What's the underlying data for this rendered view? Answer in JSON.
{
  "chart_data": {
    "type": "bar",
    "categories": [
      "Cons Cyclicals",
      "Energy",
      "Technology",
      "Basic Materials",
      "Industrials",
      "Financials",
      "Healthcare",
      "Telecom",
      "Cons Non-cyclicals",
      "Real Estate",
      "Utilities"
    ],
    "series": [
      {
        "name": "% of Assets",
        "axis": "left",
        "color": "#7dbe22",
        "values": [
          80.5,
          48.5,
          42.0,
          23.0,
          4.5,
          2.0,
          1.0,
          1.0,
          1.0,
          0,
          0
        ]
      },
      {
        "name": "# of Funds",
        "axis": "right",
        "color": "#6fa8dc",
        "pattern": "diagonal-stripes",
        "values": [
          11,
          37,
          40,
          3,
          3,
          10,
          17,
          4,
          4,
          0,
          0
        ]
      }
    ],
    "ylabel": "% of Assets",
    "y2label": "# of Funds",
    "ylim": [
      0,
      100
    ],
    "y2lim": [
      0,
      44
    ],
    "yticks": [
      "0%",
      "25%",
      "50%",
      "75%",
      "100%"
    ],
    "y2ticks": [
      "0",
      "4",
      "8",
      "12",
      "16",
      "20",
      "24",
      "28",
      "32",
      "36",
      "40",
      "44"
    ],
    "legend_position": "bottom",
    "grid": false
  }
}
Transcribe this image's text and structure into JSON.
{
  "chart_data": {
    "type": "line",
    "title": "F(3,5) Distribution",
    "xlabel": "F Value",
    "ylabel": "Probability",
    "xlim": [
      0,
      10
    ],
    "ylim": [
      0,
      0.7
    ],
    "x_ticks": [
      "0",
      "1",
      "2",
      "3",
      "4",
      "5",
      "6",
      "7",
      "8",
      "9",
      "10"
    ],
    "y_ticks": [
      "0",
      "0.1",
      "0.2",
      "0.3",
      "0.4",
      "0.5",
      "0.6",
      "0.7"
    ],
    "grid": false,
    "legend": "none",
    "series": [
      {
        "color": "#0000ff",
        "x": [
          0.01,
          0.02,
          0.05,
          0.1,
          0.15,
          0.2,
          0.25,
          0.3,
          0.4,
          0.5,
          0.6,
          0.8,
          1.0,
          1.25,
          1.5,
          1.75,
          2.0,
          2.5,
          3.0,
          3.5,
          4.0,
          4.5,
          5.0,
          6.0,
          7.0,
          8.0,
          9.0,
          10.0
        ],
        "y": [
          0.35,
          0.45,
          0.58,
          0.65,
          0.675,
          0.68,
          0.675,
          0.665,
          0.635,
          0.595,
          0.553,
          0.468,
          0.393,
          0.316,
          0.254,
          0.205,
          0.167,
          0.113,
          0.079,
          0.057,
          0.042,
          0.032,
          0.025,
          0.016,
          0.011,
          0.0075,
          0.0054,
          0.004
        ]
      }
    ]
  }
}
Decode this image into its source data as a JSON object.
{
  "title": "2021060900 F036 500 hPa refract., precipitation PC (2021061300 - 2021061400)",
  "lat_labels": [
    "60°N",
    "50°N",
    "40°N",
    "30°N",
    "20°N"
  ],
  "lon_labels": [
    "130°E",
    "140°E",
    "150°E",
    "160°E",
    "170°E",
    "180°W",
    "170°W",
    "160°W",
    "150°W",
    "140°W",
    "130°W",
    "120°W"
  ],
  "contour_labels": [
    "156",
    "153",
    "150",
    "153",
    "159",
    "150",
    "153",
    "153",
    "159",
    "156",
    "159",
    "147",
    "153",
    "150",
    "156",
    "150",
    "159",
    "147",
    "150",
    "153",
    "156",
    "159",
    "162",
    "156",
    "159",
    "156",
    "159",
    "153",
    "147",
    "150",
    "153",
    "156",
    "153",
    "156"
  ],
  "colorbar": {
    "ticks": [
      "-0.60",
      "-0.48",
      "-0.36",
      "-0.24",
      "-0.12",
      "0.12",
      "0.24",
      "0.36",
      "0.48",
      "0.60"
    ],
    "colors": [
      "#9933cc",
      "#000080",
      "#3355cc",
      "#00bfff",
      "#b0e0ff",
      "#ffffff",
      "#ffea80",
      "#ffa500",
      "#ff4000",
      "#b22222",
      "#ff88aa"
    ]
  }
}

What needs to be done:
Write every entry out again exactly.

Exercise result:
What's the underlying data for this rendered view? Answer in JSON.
{
  "chart_data": {
    "type": "bar",
    "categories": [
      "Cons Cyclicals",
      "Energy",
      "Technology",
      "Basic Materials",
      "Industrials",
      "Financials",
      "Healthcare",
      "Telecom",
      "Cons Non-cyclicals",
      "Real Estate",
      "Utilities"
    ],
    "series": [
      {
        "name": "% of Assets",
        "axis": "left",
        "color": "#7dbe22",
        "values": [
          80.5,
          48.5,
          42.0,
          23.0,
          4.5,
          2.0,
          1.0,
          1.0,
          1.0,
          0,
          0
        ]
      },
      {
        "name": "# of Funds",
        "axis": "right",
        "color": "#6fa8dc",
        "pattern": "diagonal-stripes",
        "values": [
          11,
          37,
          40,
          3,
          3,
          10,
          17,
          4,
          4,
          0,
          0
        ]
      }
    ],
    "ylabel": "% of Assets",
    "y2label": "# of Funds",
    "ylim": [
      0,
      100
    ],
    "y2lim": [
      0,
      44
    ],
    "yticks": [
      "0%",
      "25%",
      "50%",
      "75%",
      "100%"
    ],
    "y2ticks": [
      "0",
      "4",
      "8",
      "12",
      "16",
      "20",
      "24",
      "28",
      "32",
      "36",
      "40",
      "44"
    ],
    "legend_position": "bottom",
    "grid": false
  }
}
Transcribe this image's text and structure into JSON.
{
  "chart_data": {
    "type": "line",
    "title": "F(3,5) Distribution",
    "xlabel": "F Value",
    "ylabel": "Probability",
    "xlim": [
      0,
      10
    ],
    "ylim": [
      0,
      0.7
    ],
    "x_ticks": [
      "0",
      "1",
      "2",
      "3",
      "4",
      "5",
      "6",
      "7",
      "8",
      "9",
      "10"
    ],
    "y_ticks": [
      "0",
      "0.1",
      "0.2",
      "0.3",
      "0.4",
      "0.5",
      "0.6",
      "0.7"
    ],
    "grid": false,
    "legend": "none",
    "series": [
      {
        "color": "#0000ff",
        "x": [
          0.01,
          0.02,
          0.05,
          0.1,
          0.15,
          0.2,
          0.25,
          0.3,
          0.4,
          0.5,
          0.6,
          0.8,
          1.0,
          1.25,
          1.5,
          1.75,
          2.0,
          2.5,
          3.0,
          3.5,
          4.0,
          4.5,
          5.0,
          6.0,
          7.0,
          8.0,
          9.0,
          10.0
        ],
        "y": [
          0.35,
          0.45,
          0.58,
          0.65,
          0.675,
          0.68,
          0.675,
          0.665,
          0.635,
          0.595,
          0.553,
          0.468,
          0.393,
          0.316,
          0.254,
          0.205,
          0.167,
          0.113,
          0.079,
          0.057,
          0.042,
          0.032,
          0.025,
          0.016,
          0.011,
          0.0075,
          0.0054,
          0.004
        ]
      }
    ]
  }
}
Decode this image into its source data as a JSON object.
{
  "title": "2021060900 F036 500 hPa refract., precipitation PC (2021061300 - 2021061400)",
  "lat_labels": [
    "60°N",
    "50°N",
    "40°N",
    "30°N",
    "20°N"
  ],
  "lon_labels": [
    "130°E",
    "140°E",
    "150°E",
    "160°E",
    "170°E",
    "180°W",
    "170°W",
    "160°W",
    "150°W",
    "140°W",
    "130°W",
    "120°W"
  ],
  "contour_labels": [
    "156",
    "153",
    "150",
    "153",
    "159",
    "150",
    "153",
    "153",
    "159",
    "156",
    "159",
    "147",
    "153",
    "150",
    "156",
    "150",
    "159",
    "147",
    "150",
    "153",
    "156",
    "159",
    "162",
    "156",
    "159",
    "156",
    "159",
    "153",
    "147",
    "150",
    "153",
    "156",
    "153",
    "156"
  ],
  "colorbar": {
    "ticks": [
      "-0.60",
      "-0.48",
      "-0.36",
      "-0.24",
      "-0.12",
      "0.12",
      "0.24",
      "0.36",
      "0.48",
      "0.60"
    ],
    "colors": [
      "#9933cc",
      "#000080",
      "#3355cc",
      "#00bfff",
      "#b0e0ff",
      "#ffffff",
      "#ffea80",
      "#ffa500",
      "#ff4000",
      "#b22222",
      "#ff88aa"
    ]
  }
}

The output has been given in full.